TASK BRIEF =>
Find each line in the entries below that contains the string "考试成绩", and copy those lines out in full. Treat the match as case-sensitive.

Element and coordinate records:
____________

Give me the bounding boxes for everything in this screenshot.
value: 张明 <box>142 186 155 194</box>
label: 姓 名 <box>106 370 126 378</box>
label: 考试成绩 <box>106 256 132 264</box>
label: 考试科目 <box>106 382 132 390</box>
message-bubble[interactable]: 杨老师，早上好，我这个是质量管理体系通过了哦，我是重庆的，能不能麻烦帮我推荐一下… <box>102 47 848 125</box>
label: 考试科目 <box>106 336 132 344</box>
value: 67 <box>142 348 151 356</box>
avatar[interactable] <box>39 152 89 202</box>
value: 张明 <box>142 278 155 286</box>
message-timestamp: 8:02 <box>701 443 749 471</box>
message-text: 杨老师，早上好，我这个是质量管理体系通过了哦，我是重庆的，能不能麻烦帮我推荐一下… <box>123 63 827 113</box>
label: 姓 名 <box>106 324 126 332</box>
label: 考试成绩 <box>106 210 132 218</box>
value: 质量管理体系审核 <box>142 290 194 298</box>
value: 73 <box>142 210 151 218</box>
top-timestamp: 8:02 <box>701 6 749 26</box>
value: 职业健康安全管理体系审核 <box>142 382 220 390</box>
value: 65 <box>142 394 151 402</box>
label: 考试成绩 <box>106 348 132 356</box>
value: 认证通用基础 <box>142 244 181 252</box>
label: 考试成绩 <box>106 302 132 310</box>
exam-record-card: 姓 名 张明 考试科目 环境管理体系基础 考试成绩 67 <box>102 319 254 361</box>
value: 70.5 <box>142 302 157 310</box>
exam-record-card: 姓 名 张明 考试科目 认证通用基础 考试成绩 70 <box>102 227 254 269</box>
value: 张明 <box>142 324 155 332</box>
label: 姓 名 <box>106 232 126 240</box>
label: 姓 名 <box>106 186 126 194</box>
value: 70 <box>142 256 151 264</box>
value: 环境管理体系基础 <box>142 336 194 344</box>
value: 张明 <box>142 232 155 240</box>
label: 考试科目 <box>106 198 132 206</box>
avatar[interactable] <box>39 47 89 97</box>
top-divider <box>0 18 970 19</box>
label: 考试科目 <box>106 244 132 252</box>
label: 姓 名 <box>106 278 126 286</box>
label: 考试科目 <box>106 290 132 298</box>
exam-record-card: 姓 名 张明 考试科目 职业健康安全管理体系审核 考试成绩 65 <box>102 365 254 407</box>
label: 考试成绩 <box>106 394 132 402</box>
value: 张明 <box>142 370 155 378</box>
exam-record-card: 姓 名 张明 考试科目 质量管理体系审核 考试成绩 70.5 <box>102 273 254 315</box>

____________

SOLUTION TO THIS PROBLEM =>
label: 考试成绩 <box>106 256 132 264</box>
label: 考试成绩 <box>106 210 132 218</box>
label: 考试成绩 <box>106 348 132 356</box>
label: 考试成绩 <box>106 302 132 310</box>
exam-record-card: 姓 名 张明 考试科目 环境管理体系基础 考试成绩 67 <box>102 319 254 361</box>
exam-record-card: 姓 名 张明 考试科目 认证通用基础 考试成绩 70 <box>102 227 254 269</box>
exam-record-card: 姓 名 张明 考试科目 职业健康安全管理体系审核 考试成绩 65 <box>102 365 254 407</box>
label: 考试成绩 <box>106 394 132 402</box>
exam-record-card: 姓 名 张明 考试科目 质量管理体系审核 考试成绩 70.5 <box>102 273 254 315</box>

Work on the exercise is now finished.